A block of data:
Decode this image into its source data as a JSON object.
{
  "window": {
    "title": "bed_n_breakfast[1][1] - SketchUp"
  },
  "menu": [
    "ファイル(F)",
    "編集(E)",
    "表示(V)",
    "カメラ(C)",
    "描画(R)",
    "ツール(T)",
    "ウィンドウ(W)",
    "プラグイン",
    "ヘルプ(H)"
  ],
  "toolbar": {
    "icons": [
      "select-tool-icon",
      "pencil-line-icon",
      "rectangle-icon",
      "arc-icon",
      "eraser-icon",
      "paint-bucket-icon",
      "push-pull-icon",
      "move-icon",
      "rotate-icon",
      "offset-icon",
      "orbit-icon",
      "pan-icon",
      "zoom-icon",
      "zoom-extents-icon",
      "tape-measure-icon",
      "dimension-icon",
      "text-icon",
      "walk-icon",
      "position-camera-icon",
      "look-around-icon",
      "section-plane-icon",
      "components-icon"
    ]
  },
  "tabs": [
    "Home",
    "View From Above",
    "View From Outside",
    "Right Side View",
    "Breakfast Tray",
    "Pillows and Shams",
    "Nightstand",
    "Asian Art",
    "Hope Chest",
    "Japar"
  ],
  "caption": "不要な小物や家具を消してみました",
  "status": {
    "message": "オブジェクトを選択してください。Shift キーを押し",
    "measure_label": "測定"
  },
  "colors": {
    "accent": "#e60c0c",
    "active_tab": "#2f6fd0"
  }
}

• **TASK DIRECTIONS**: Return every record, word for word.

• **EXPECTED ANSWER**:
Decode this image into its source data as a JSON object.
{
  "window": {
    "title": "bed_n_breakfast[1][1] - SketchUp"
  },
  "menu": [
    "ファイル(F)",
    "編集(E)",
    "表示(V)",
    "カメラ(C)",
    "描画(R)",
    "ツール(T)",
    "ウィンドウ(W)",
    "プラグイン",
    "ヘルプ(H)"
  ],
  "toolbar": {
    "icons": [
      "select-tool-icon",
      "pencil-line-icon",
      "rectangle-icon",
      "arc-icon",
      "eraser-icon",
      "paint-bucket-icon",
      "push-pull-icon",
      "move-icon",
      "rotate-icon",
      "offset-icon",
      "orbit-icon",
      "pan-icon",
      "zoom-icon",
      "zoom-extents-icon",
      "tape-measure-icon",
      "dimension-icon",
      "text-icon",
      "walk-icon",
      "position-camera-icon",
      "look-around-icon",
      "section-plane-icon",
      "components-icon"
    ]
  },
  "tabs": [
    "Home",
    "View From Above",
    "View From Outside",
    "Right Side View",
    "Breakfast Tray",
    "Pillows and Shams",
    "Nightstand",
    "Asian Art",
    "Hope Chest",
    "Japar"
  ],
  "caption": "不要な小物や家具を消してみました",
  "status": {
    "message": "オブジェクトを選択してください。Shift キーを押し",
    "measure_label": "測定"
  },
  "colors": {
    "accent": "#e60c0c",
    "active_tab": "#2f6fd0"
  }
}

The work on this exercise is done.